--- START OF RAW RECORDS ---
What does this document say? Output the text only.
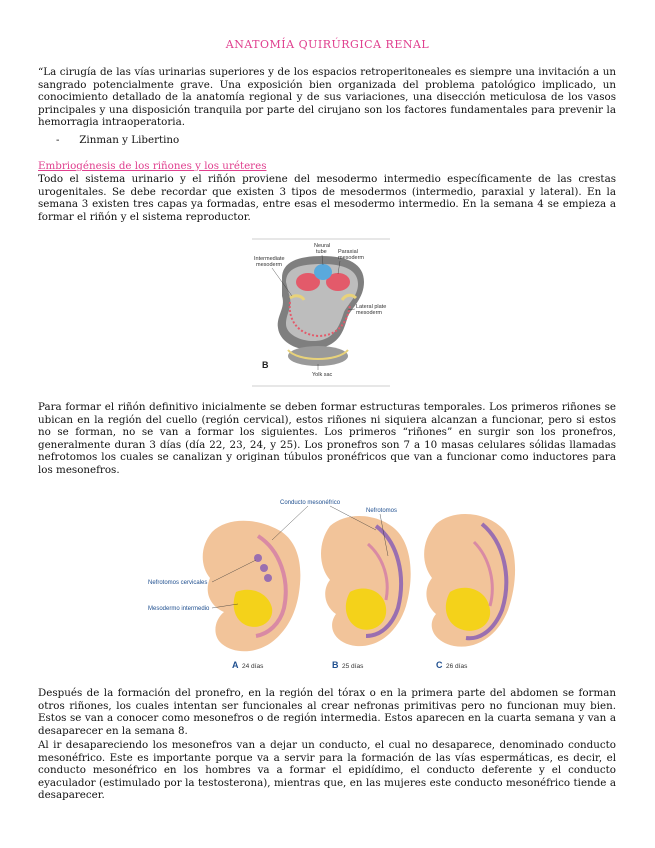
ANATOMÍA QUIRÚRGICA RENAL

“La cirugía de las vías urinarias superiores y de los espacios retroperitoneales es siempre una invitación a un sangrado potencialmente grave. Una exposición bien organizada del problema patológico implicado, un conocimiento detallado de la anatomía regional y de sus variaciones, una disección meticulosa de los vasos principales y una disposición tranquila por parte del cirujano son los factores fundamentales para prevenir la hemorragia intraoperatoria.

- Zinman y Libertino
Embriogénesis de los riñones y los uréteres

Todo el sistema urinario y el riñón proviene del mesodermo intermedio específicamente de las crestas urogenitales. Se debe recordar que existen 3 tipos de mesodermos (intermedio, paraxial y lateral). En la semana 3 existen tres capas ya formadas, entre esas el mesodermo intermedio. En la semana 4 se empieza a formar el riñón y el sistema reproductor.

Neural
tube Paraxial
mesoderm
Intermediate
mesoderm
Lateral plate
mesoderm
Yolk sac
B

Para formar el riñón definitivo inicialmente se deben formar estructuras temporales. Los primeros riñones se ubican en la región del cuello (región cervical), estos riñones ni siquiera alcanzan a funcionar, pero si estos no se forman, no se van a formar los siguientes. Los primeros “riñones” en surgir son los pronefros, generalmente duran 3 días (día 22, 23, 24, y 25). Los pronefros son 7 a 10 masas celulares sólidas llamadas nefrotomos los cuales se canalizan y originan túbulos pronéfricos que van a funcionar como inductores para los mesonefros.

Conducto mesonéfrico
Nefrotomos
Nefrotomos cervicales
Mesodermo intermedio
A 24 días	B 25 días	C 26 días

Después de la formación del pronefro, en la región del tórax o en la primera parte del abdomen se forman otros riñones, los cuales intentan ser funcionales al crear nefronas primitivas pero no funcionan muy bien. Estos se van a conocer como mesonefros o de región intermedia. Estos aparecen en la cuarta semana y van a desaparecer en la semana 8.

Al ir desapareciendo los mesonefros van a dejar un conducto, el cual no desaparece, denominado conducto mesonéfrico. Este es importante porque va a servir para la formación de las vías espermáticas, es decir, el conducto mesonéfrico en los hombres va a formar el epidídimo, el conducto deferente y el conducto eyaculador (estimulado por la testosterona), mientras que, en las mujeres este conducto mesonéfrico tiende a desaparecer.
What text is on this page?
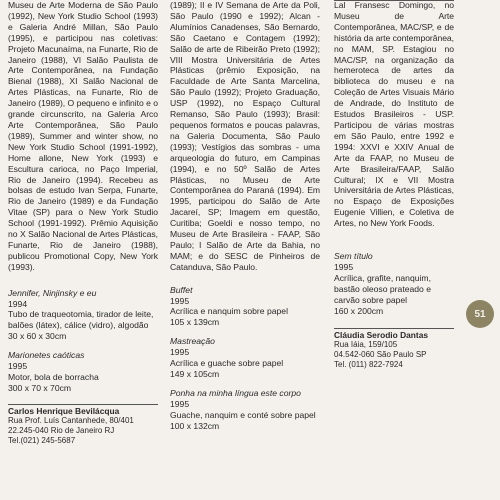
Museu de Arte Moderna de São Paulo (1992), New York Studio School (1993) e Galeria André Millan, São Paulo (1995), e participou nas coletivas: Projeto Macunaíma, na Funarte, Rio de Janeiro (1988), VI Salão Paulista de Arte Contemporânea, na Fundação Bienal (1988), XI Salão Nacional de Artes Plásticas, na Funarte, Rio de Janeiro (1989), O pequeno e infinito e o grande circunscrito, na Galeria Arco Arte Contemporânea, São Paulo (1989), Summer and winter show, no New York Studio School (1991-1992), Home allone, New York (1993) e Escultura carioca, no Paço Imperial, Rio de Janeiro (1994). Recebeu as bolsas de estudo Ivan Serpa, Funarte, Rio de Janeiro (1989) e da Fundação Vitae (SP) para o New York Studio School (1991-1992). Prêmio Aquisição no X Salão Nacional de Artes Plásticas, Funarte, Rio de Janeiro (1988), publicou Promotional Copy, New York (1993).

Jennifer, Ninjinsky e eu
1994
Tubo de traqueotomia, tirador de leite, balões (látex), cálice (vidro), algodão
30 x 60 x 30cm
Marionetes caóticas
1995
Motor, bola de borracha
300 x 70 x 70cm
Carlos Henrique Bevilácqua
Rua Prof. Luís Cantanhede, 80/401
22.245-040 Rio de Janeiro RJ
Tel.(021) 245-5687

(1989); II e IV Semana de Arte da Poli, São Paulo (1990 e 1992); Alcan - Alumínios Canadenses, São Bernardo, São Caetano e Contagem (1992); Salão de arte de Ribeirão Preto (1992); VIII Mostra Universitária de Artes Plásticas (prêmio Exposição, na Faculdade de Arte Santa Marcelina, São Paulo (1992); Projeto Graduação, USP (1992), no Espaço Cultural Remanso, São Paulo (1993); Brasil: pequenos formatos e poucas palavras, na Galeria Documenta, São Paulo (1993); Vestígios das sombras - uma arqueologia do futuro, em Campinas (1994), e no 50º Salão de Artes Plásticas, no Museu de Arte Contemporânea do Paraná (1994). Em 1995, participou do Salão de Arte Jacareí, SP; Imagem em questão, Curitiba; Goeldi e nosso tempo, no Museu de Arte Brasileira - FAAP, São Paulo; I Salão de Arte da Bahia, no MAM; e do SESC de Pinheiros de Catanduva, São Paulo.

Buffet
1995
Acrílica e nanquim sobre papel
105 x 139cm
Mastreação
1995
Acrílica e guache sobre papel
149 x 105cm
Ponha na minha língua este corpo
1995
Guache, nanquim e conté sobre papel
100 x 132cm

Lal Fransesc Domingo, no Museu de Arte Contemporânea, MAC/SP, e de história da arte contemporânea, no MAM, SP. Estagiou no MAC/SP, na organização da hemeroteca de artes da biblioteca do museu e na Coleção de Artes Visuais Mário de Andrade, do Instituto de Estudos Brasileiros - USP. Participou de várias mostras em São Paulo, entre 1992 e 1994: XXVI e XXIV Anual de Arte da FAAP, no Museu de Arte Brasileira/FAAP, Salão Cultural; IX e VII Mostra Universitária de Artes Plásticas, no Espaço de Exposições Eugenie Villien, e Coletiva de Artes, no New York Foods.

Sem título
1995
Acrílica, grafite, nanquim, bastão oleoso prateado e carvão sobre papel
160 x 200cm
Cláudia Serodio Dantas
Rua Iáia, 159/105
04.542-060 São Paulo SP
Tel. (011) 822-7924
51
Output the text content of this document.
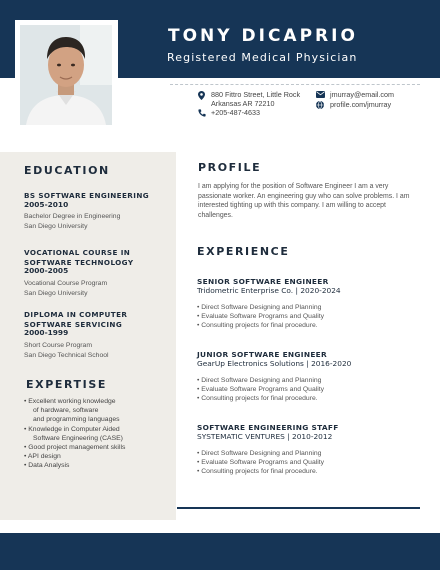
TONY DICAPRIO
Registered Medical Physician
880 Fittro Street, Little Rock
Arkansas AR 72210
+205-487-4633
jmurray@email.com
profile.com/jmurray
EDUCATION
BS SOFTWARE ENGINEERING
2005-2010
Bachelor Degree in Engineering
San Diego University
VOCATIONAL COURSE IN
SOFTWARE TECHNOLOGY
2000-2005
Vocational Course Program
San Diego University
DIPLOMA IN COMPUTER
SOFTWARE SERVICING
2000-1999
Short Course Program
San Diego Technical School
EXPERTISE
• Excellent working knowledge
of hardware, software
and programming languages
• Knowledge in Computer Aided
Software Engineering (CASE)
• Good project management skills
• API design
• Data Analysis
PROFILE
I am applying for the position of Software Engineer I am a very passionate worker. An engineering guy who can solve problems. I am interested tighting up with this company. I am willing to accept challenges.
EXPERIENCE
SENIOR SOFTWARE ENGINEER
Tridometric Enterprise Co. | 2020-2024
• Direct Software Designing and Planning
• Evaluate Software Programs and Quality
• Consulting projects for final procedure.
JUNIOR SOFTWARE ENGINEER
GearUp Electronics Solutions | 2016-2020
• Direct Software Designing and Planning
• Evaluate Software Programs and Quality
• Consulting projects for final procedure.
SOFTWARE ENGINEERING STAFF
SYSTEMATIC VENTURES | 2010-2012
• Direct Software Designing and Planning
• Evaluate Software Programs and Quality
• Consulting projects for final procedure.
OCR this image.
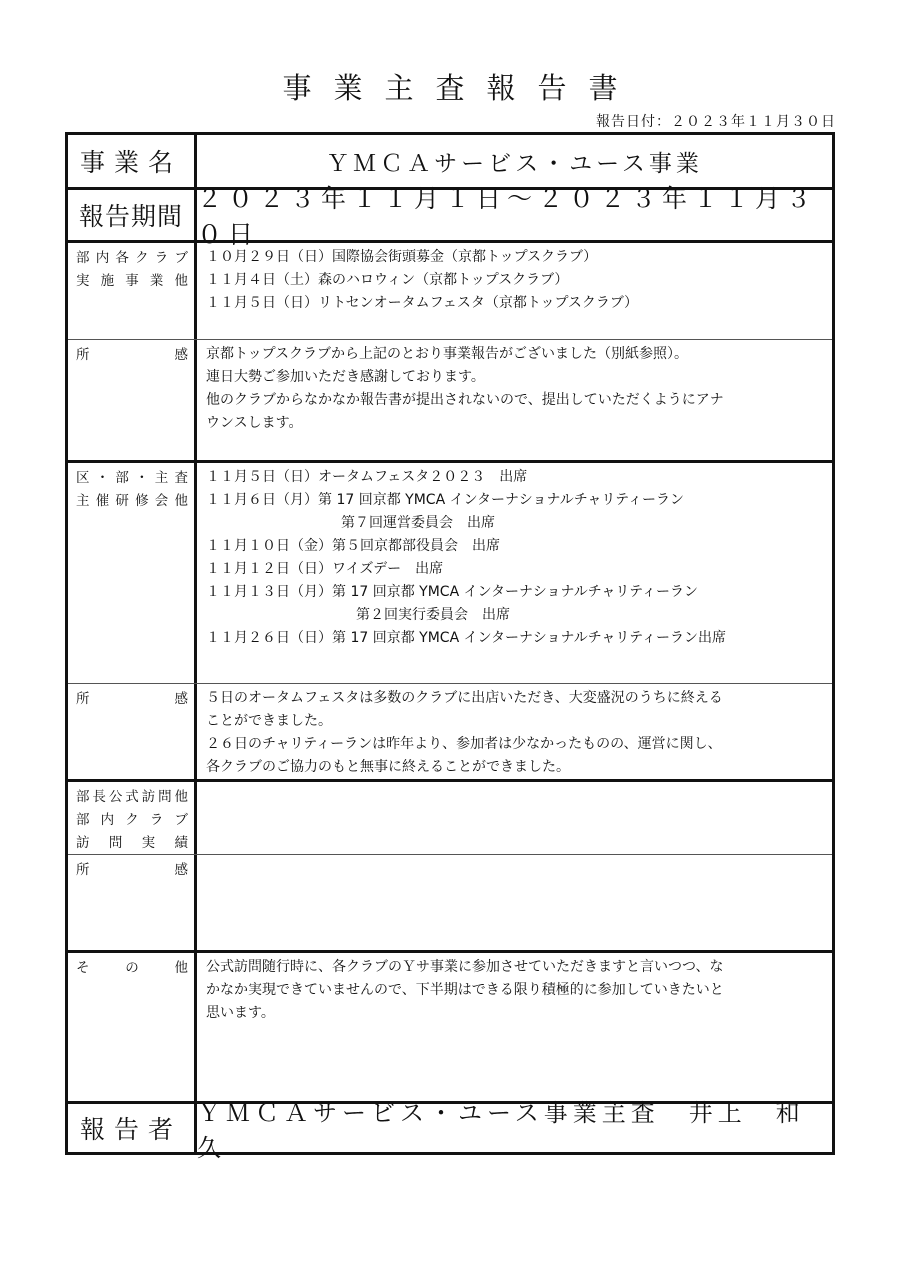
事業主査報告書
報告日付：２０２３年１１月３０日
事業名	ＹＭＣＡサービス・ユース事業
報告期間
２０２３年１１月１日〜２０２３年１１月３０日
部内各クラブ
実施事業他
１０月２９日（日）国際協会街頭募金（京都トップスクラブ）
１１月４日（土）森のハロウィン（京都トップスクラブ）
１１月５日（日）リトセンオータムフェスタ（京都トップスクラブ）
所感 京都トップスクラブから上記のとおり事業報告がございました（別紙参照）。
連日大勢ご参加いただき感謝しております。
他のクラブからなかなか報告書が提出されないので、提出していただくようにアナ
ウンスします。
区・部・主査
主催研修会他
１１月５日（日）オータムフェスタ２０２３　出席
１１月６日（月）第 17 回京都 YMCA インターナショナルチャリティーラン
第７回運営委員会　出席
１１月１０日（金）第５回京都部役員会　出席
１１月１２日（日）ワイズデー　出席
１１月１３日（月）第 17 回京都 YMCA インターナショナルチャリティーラン
第２回実行委員会　出席
１１月２６日（日）第 17 回京都 YMCA インターナショナルチャリティーラン出席
所感 ５日のオータムフェスタは多数のクラブに出店いただき、大変盛況のうちに終える
ことができました。
２６日のチャリティーランは昨年より、参加者は少なかったものの、運営に関し、
各クラブのご協力のもと無事に終えることができました。
部長公式訪問他
部内クラブ
訪問実績
所感
その他 公式訪問随行時に、各クラブのＹサ事業に参加させていただきますと言いつつ、な
かなか実現できていませんので、下半期はできる限り積極的に参加していきたいと
思います。
報告者
ＹＭＣＡサービス・ユース事業主査　井上　和久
--- END OF RAW RECORDS ---
TASK DETAILS: Of the lines above, copy each that contains "nanquim".

RESULT BELOW:
Acrílica e nanquim sobre papel
Guache, nanquim e conté sobre papel
Acrílica, grafite, nanquim, bastão oleoso prateado e carvão sobre papel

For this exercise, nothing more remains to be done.